What to work on:
Go through the entries one line at a time, and gather every line that has the word "Mesh".

Listing:
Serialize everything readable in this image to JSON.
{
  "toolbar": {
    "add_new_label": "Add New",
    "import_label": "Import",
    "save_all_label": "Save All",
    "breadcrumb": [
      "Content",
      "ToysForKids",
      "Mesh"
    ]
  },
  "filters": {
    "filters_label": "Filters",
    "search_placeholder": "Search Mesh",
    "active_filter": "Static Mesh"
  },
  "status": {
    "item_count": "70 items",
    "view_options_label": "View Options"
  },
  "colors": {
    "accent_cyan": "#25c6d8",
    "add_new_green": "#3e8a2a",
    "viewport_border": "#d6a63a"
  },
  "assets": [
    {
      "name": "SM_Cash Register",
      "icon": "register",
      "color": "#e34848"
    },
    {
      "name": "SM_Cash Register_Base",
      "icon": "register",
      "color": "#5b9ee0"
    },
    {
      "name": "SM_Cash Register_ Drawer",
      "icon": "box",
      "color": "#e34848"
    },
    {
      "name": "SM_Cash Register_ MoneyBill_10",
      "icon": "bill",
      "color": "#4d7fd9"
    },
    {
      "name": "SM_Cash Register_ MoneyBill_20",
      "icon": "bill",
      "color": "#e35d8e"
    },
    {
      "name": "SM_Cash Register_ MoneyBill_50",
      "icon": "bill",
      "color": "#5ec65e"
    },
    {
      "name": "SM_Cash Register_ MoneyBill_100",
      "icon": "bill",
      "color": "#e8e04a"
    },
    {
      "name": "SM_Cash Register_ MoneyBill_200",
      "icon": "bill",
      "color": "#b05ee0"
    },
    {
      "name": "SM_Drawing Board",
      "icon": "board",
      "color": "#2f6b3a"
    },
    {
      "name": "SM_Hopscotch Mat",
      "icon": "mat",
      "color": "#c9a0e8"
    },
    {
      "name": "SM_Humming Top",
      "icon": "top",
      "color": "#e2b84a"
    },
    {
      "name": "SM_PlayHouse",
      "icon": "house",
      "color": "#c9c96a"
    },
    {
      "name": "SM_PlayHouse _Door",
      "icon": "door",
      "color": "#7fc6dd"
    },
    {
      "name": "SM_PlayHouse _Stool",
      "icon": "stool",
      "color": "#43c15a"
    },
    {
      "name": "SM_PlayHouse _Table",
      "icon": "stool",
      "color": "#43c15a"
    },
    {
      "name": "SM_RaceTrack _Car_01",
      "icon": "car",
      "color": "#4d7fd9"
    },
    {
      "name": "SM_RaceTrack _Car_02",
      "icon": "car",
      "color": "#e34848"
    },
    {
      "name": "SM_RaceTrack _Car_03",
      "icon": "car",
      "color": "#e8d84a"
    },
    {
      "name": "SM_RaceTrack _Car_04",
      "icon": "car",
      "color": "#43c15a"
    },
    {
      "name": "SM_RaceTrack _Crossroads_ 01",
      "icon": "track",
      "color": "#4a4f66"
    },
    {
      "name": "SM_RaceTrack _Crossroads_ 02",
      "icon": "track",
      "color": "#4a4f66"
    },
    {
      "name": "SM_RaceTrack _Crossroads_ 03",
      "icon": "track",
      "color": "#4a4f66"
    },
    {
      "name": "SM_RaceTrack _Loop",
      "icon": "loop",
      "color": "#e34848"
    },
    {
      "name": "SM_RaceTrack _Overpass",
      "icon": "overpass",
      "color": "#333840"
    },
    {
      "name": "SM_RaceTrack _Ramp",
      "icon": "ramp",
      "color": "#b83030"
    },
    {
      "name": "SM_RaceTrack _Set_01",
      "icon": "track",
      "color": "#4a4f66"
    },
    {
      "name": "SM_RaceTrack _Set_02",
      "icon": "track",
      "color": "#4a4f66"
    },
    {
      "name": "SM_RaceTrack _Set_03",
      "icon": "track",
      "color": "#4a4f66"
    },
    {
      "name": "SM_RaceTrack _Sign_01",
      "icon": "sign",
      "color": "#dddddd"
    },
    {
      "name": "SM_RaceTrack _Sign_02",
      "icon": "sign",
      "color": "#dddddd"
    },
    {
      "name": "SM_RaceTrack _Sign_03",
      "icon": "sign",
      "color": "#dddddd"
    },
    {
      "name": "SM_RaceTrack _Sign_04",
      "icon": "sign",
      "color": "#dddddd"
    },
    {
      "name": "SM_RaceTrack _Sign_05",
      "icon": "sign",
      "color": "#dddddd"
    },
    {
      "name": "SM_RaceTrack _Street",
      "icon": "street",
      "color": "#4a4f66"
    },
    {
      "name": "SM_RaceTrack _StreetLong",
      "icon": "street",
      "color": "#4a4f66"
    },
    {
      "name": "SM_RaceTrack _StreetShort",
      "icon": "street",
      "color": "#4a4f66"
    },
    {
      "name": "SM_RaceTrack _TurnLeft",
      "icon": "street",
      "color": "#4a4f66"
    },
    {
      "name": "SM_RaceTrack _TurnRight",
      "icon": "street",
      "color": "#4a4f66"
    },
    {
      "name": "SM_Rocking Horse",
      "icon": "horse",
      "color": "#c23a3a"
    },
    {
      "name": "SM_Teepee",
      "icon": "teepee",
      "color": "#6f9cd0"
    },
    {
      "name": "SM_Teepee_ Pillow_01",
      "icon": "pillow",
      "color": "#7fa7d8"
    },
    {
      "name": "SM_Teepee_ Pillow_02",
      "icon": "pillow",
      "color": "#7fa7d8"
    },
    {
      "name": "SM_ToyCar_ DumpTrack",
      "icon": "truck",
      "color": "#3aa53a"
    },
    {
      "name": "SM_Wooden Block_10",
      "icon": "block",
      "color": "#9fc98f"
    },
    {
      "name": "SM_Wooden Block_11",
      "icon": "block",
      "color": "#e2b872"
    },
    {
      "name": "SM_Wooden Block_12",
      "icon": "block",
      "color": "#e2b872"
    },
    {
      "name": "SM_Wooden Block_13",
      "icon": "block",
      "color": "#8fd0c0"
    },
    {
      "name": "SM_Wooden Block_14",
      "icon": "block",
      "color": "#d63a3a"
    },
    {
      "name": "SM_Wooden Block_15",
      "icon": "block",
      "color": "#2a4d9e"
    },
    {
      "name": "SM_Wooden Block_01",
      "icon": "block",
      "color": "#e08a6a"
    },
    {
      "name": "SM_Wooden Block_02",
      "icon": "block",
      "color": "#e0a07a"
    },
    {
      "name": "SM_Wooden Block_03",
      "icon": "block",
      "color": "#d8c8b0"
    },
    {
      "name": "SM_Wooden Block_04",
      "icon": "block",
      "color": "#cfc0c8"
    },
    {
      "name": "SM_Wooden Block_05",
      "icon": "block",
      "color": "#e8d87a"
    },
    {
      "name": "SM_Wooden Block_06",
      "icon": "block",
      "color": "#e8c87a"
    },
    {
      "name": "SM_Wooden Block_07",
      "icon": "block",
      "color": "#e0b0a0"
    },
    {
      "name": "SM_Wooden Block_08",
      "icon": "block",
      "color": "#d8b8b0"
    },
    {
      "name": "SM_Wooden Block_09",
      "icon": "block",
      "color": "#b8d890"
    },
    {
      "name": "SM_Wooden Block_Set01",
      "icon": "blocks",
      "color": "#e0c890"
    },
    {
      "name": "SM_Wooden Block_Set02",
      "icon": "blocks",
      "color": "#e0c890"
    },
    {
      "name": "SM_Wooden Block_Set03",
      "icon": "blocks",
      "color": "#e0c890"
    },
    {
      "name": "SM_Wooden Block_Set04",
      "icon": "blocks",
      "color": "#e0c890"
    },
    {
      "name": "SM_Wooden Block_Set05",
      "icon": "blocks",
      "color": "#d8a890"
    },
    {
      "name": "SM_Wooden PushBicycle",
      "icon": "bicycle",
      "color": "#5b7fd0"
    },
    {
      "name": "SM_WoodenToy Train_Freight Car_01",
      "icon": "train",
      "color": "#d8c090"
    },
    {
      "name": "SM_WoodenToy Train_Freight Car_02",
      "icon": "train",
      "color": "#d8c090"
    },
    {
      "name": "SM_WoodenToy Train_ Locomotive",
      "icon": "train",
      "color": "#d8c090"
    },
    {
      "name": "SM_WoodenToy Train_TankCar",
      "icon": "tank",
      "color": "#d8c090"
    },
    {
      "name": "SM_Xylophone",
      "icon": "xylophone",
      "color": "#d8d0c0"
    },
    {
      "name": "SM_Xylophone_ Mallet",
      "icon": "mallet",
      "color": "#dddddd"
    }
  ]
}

Exercise answer:
      "Mesh"
    "search_placeholder": "Search Mesh",
    "active_filter": "Static Mesh"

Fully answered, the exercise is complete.